WHAT IS EXPECTED:
Show, in full, each line of the data that contains "switch".
· · · ·
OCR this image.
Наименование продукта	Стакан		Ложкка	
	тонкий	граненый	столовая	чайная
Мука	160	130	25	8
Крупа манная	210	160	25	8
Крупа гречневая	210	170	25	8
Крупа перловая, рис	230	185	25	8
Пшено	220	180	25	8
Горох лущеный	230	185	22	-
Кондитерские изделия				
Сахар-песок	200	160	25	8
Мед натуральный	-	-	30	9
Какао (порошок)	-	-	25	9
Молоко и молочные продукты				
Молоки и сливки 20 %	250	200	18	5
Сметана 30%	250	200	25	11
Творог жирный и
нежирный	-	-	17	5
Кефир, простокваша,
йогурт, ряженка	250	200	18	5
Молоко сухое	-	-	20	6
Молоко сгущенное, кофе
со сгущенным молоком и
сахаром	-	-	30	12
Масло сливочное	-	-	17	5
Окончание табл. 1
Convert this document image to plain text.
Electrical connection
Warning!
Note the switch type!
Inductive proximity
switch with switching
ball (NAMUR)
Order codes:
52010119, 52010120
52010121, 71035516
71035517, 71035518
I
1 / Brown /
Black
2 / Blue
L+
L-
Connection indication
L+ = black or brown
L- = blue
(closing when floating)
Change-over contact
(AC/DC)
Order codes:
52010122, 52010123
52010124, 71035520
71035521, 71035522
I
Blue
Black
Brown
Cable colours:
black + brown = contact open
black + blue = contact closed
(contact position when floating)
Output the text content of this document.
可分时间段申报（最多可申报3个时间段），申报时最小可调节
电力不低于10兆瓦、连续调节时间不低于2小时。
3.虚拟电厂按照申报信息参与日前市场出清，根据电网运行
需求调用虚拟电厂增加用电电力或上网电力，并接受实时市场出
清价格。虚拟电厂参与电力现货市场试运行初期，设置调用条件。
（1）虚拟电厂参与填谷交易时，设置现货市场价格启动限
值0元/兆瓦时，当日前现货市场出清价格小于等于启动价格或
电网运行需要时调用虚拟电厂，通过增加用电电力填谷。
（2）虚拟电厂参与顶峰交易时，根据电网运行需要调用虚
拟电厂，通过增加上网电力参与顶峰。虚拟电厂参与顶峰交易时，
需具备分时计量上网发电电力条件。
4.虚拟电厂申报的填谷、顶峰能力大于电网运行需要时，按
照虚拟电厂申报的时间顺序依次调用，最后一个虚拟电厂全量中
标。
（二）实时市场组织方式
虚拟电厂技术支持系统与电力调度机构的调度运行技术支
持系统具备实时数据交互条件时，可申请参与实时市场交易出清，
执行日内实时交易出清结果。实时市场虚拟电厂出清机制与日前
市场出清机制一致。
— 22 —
· · · ·
RESULT OF THIS EXERCISE:
Note the switch type!
switch with switching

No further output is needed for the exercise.